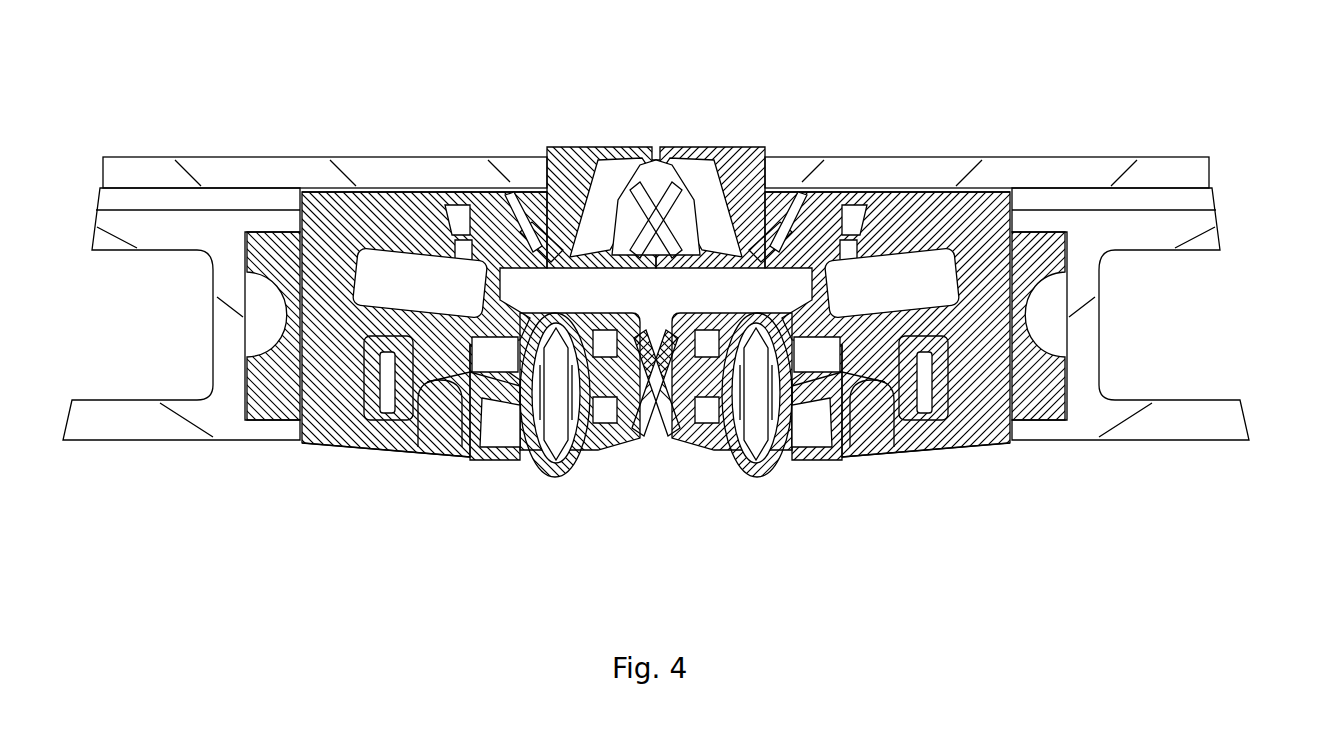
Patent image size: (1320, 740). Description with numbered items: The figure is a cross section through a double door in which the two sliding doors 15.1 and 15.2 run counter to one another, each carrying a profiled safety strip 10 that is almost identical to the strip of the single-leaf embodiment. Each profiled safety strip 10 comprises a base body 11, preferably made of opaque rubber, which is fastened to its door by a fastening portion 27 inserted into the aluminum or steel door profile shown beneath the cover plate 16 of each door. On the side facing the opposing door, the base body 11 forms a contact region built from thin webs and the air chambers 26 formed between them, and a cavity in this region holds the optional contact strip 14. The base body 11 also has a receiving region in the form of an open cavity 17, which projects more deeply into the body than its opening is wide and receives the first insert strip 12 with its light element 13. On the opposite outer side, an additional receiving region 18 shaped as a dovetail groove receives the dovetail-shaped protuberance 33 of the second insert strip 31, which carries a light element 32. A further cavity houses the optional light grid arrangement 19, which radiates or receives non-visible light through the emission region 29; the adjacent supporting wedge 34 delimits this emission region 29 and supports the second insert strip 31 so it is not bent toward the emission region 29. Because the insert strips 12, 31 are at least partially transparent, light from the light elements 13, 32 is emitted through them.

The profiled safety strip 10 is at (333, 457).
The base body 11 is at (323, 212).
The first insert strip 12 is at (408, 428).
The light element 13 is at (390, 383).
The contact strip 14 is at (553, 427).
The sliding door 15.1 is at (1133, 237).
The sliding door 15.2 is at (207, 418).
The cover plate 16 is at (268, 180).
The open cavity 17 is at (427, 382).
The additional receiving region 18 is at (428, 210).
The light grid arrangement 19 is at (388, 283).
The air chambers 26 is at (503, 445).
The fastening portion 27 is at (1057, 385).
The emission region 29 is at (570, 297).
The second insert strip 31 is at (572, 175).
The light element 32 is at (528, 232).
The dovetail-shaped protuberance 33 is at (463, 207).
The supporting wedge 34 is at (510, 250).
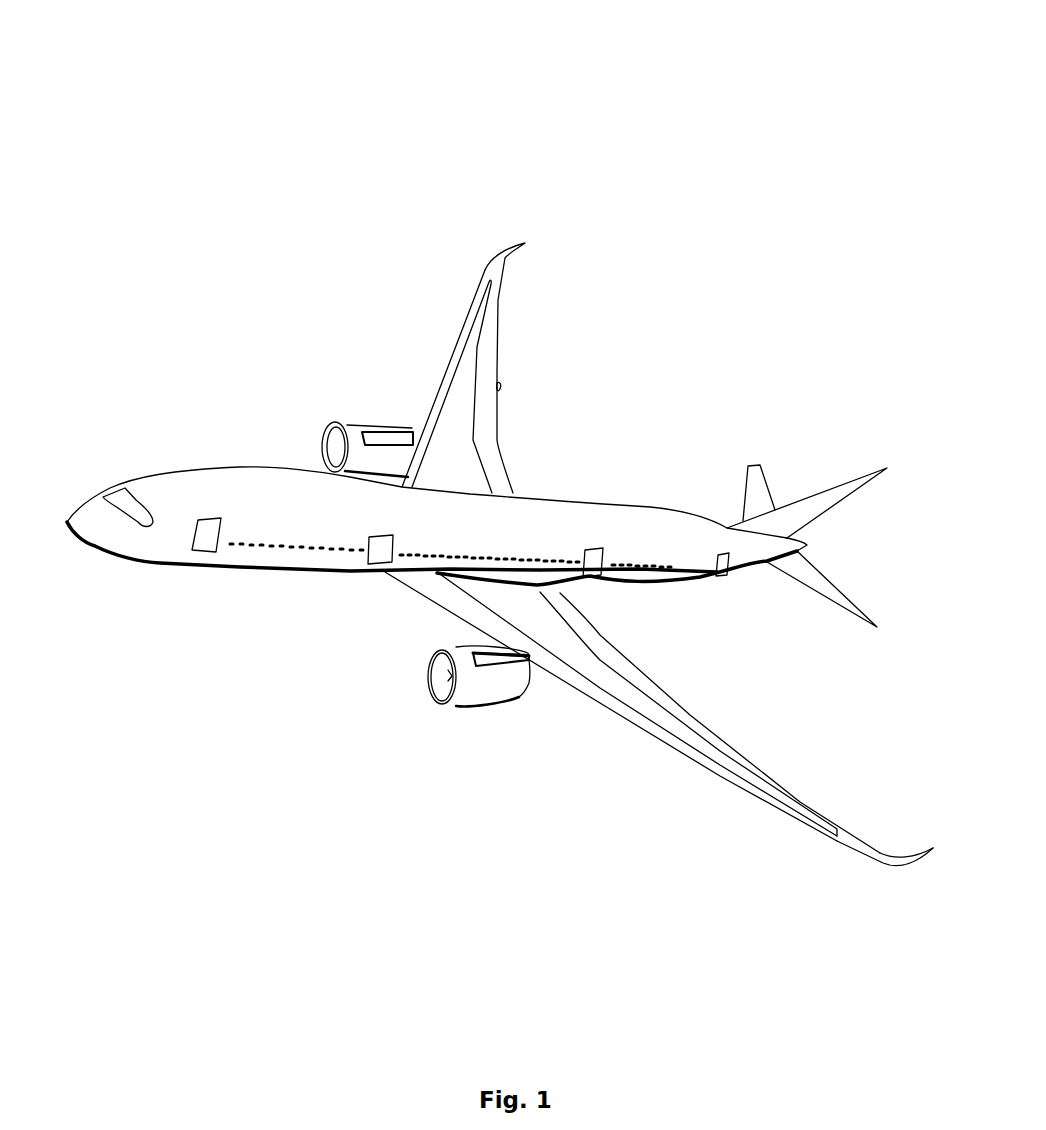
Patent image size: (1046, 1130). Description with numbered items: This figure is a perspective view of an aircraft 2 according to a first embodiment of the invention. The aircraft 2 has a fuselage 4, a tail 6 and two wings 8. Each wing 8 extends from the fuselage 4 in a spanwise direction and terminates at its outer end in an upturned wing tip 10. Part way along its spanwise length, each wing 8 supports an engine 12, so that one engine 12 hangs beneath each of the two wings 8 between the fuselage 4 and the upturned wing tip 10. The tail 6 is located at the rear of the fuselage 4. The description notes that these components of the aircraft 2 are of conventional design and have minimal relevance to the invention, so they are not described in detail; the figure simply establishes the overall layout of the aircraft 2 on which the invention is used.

* _ЦЕЛЬ ЗАДАНИЯ_
Перепишите все записи, заменив «double door» на «two-leaf door» и больше ничего не меняя. Изображения в ответ не включайте.

* _РЕЗУЛЬТАТ_
Patent image size: (1320, 740). Description with numbered items: The figure is a cross section through a two-leaf door in which the two sliding doors 15.1 and 15.2 run counter to one another, each carrying a profiled safety strip 10 that is almost identical to the strip of the single-leaf embodiment. Each profiled safety strip 10 comprises a base body 11, preferably made of opaque rubber, which is fastened to its door by a fastening portion 27 inserted into the aluminum or steel door profile shown beneath the cover plate 16 of each door. On the side facing the opposing door, the base body 11 forms a contact region built from thin webs and the air chambers 26 formed between them, and a cavity in this region holds the optional contact strip 14. The base body 11 also has a receiving region in the form of an open cavity 17, which projects more deeply into the body than its opening is wide and receives the first insert strip 12 with its light element 13. On the opposite outer side, an additional receiving region 18 shaped as a dovetail groove receives the dovetail-shaped protuberance 33 of the second insert strip 31, which carries a light element 32. A further cavity houses the optional light grid arrangement 19, which radiates or receives non-visible light through the emission region 29; the adjacent supporting wedge 34 delimits this emission region 29 and supports the second insert strip 31 so it is not bent toward the emission region 29. Because the insert strips 12, 31 are at least partially transparent, light from the light elements 13, 32 is emitted through them.

The profiled safety strip 10 is at (333, 457).
The base body 11 is at (323, 212).
The first insert strip 12 is at (408, 428).
The light element 13 is at (390, 383).
The contact strip 14 is at (553, 427).
The sliding door 15.1 is at (1133, 237).
The sliding door 15.2 is at (207, 418).
The cover plate 16 is at (268, 180).
The open cavity 17 is at (427, 382).
The additional receiving region 18 is at (428, 210).
The light grid arrangement 19 is at (388, 283).
The air chambers 26 is at (503, 445).
The fastening portion 27 is at (1057, 385).
The emission region 29 is at (570, 297).
The second insert strip 31 is at (572, 175).
The light element 32 is at (528, 232).
The dovetail-shaped protuberance 33 is at (463, 207).
The supporting wedge 34 is at (510, 250).
Patent image size: (1046, 1130). Description with numbered items: This figure is a perspective view of an aircraft 2 according to a first embodiment of the invention. The aircraft 2 has a fuselage 4, a tail 6 and two wings 8. Each wing 8 extends from the fuselage 4 in a spanwise direction and terminates at its outer end in an upturned wing tip 10. Part way along its spanwise length, each wing 8 supports an engine 12, so that one engine 12 hangs beneath each of the two wings 8 between the fuselage 4 and the upturned wing tip 10. The tail 6 is located at the rear of the fuselage 4. The description notes that these components of the aircraft 2 are of conventional design and have minimal relevance to the invention, so they are not described in detail; the figure simply establishes the overall layout of the aircraft 2 on which the invention is used.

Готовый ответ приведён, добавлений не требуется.